- [Problem details]
Transcribe exactly the lines from the one holding "What does this" to the end of the data below, including both of those lines and no others.

- [Stored records]

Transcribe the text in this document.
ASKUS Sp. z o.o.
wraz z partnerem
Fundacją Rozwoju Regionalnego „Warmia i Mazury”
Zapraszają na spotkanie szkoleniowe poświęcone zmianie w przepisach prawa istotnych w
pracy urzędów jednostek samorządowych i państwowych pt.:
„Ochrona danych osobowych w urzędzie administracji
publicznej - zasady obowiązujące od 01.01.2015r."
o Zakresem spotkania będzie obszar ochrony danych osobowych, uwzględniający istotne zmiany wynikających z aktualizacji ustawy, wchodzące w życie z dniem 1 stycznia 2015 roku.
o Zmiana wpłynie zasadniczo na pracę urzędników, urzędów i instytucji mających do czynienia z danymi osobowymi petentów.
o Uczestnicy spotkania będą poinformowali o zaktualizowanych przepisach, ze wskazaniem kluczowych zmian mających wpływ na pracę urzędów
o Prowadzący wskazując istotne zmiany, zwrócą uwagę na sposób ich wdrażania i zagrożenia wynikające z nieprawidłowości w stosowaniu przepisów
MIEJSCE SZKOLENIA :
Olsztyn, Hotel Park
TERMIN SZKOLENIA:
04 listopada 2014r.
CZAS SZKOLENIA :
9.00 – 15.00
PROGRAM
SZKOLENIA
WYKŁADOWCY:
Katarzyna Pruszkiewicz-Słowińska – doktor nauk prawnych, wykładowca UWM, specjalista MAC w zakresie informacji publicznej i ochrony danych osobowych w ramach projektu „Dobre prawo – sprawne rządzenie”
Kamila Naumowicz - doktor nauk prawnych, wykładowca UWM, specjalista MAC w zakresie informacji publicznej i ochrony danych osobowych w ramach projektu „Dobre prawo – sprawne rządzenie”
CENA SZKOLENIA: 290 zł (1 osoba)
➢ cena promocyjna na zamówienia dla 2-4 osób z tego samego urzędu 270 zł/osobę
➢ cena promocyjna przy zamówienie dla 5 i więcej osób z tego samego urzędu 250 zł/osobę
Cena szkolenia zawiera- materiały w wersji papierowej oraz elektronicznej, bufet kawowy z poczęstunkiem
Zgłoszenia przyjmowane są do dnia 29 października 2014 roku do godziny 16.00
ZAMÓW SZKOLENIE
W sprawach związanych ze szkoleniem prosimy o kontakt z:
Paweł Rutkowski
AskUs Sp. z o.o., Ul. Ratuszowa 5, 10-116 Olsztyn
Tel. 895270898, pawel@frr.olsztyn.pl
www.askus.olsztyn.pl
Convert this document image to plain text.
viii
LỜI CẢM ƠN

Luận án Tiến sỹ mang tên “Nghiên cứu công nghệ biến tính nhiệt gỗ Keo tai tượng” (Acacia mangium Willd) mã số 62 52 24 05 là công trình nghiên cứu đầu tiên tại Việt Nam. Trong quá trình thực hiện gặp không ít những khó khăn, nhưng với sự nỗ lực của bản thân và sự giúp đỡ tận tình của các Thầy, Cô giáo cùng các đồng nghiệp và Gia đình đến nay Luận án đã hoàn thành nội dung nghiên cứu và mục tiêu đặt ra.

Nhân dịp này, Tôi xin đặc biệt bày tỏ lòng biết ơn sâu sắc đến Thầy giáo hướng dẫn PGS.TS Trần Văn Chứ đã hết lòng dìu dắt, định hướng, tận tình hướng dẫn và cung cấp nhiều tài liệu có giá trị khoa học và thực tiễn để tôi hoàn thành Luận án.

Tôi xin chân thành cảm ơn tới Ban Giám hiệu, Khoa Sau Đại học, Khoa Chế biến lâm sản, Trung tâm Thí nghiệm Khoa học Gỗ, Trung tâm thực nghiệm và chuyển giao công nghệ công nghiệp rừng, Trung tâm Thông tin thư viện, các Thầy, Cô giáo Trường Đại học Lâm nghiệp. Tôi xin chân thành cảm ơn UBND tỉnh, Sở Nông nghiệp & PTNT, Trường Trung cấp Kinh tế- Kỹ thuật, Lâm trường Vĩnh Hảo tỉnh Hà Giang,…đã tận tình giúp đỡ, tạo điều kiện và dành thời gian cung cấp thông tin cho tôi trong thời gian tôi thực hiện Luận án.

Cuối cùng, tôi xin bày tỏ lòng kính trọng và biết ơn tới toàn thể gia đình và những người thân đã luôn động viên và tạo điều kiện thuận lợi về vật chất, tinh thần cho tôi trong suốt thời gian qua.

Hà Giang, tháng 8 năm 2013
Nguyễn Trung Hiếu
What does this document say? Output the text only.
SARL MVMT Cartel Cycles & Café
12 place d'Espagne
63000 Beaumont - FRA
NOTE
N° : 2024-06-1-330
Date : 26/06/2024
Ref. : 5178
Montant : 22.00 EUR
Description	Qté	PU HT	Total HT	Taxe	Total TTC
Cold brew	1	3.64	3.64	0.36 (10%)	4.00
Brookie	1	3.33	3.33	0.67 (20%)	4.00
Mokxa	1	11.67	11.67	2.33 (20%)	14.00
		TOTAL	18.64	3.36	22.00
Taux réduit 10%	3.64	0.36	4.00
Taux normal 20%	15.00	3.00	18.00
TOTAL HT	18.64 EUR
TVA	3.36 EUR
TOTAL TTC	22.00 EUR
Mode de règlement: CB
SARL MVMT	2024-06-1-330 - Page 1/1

- [Correct answer]
What does this document say? Output the text only.
SARL MVMT Cartel Cycles & Café
12 place d'Espagne
63000 Beaumont - FRA
NOTE
N° : 2024-06-1-330
Date : 26/06/2024
Ref. : 5178
Montant : 22.00 EUR
Description	Qté	PU HT	Total HT	Taxe	Total TTC
Cold brew	1	3.64	3.64	0.36 (10%)	4.00
Brookie	1	3.33	3.33	0.67 (20%)	4.00
Mokxa	1	11.67	11.67	2.33 (20%)	14.00
		TOTAL	18.64	3.36	22.00
Taux réduit 10%	3.64	0.36	4.00
Taux normal 20%	15.00	3.00	18.00
TOTAL HT	18.64 EUR
TVA	3.36 EUR
TOTAL TTC	22.00 EUR
Mode de règlement: CB
SARL MVMT	2024-06-1-330 - Page 1/1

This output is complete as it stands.